* _Records supplied_
★ ★ ★ ★ ★

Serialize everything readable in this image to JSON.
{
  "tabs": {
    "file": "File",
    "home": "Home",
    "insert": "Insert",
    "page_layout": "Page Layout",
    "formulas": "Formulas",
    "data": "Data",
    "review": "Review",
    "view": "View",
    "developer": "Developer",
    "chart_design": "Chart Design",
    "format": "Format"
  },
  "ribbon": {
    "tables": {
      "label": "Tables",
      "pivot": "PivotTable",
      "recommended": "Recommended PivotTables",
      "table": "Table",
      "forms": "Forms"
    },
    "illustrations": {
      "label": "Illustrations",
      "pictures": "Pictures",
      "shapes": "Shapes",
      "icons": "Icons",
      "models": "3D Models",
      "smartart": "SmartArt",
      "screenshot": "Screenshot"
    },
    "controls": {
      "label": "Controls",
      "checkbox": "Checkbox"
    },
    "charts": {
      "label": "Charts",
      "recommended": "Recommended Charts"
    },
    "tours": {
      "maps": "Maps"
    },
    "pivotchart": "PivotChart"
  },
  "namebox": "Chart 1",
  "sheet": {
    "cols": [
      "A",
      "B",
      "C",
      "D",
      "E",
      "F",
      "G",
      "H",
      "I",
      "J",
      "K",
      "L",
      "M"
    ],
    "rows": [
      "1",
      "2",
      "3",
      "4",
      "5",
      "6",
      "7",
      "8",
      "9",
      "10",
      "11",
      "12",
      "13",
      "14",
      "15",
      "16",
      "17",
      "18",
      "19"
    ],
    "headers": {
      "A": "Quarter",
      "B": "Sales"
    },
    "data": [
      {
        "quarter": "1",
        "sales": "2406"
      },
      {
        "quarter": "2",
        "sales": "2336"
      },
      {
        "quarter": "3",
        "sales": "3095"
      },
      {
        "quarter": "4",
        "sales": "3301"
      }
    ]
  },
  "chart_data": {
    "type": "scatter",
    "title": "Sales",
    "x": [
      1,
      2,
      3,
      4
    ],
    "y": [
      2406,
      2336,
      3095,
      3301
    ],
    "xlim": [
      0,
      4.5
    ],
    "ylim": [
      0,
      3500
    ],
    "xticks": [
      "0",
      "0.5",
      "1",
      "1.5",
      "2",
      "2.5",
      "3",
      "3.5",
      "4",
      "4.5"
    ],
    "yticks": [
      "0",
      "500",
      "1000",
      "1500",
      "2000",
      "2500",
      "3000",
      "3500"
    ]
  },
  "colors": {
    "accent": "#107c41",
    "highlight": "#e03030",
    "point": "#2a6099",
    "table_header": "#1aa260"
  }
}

★ ★ ★ ★ ★

* _Problem requirements_
What is the number of lines in the listing that include the word "label"? Give that number and nothing else.

* _Problem solution_
4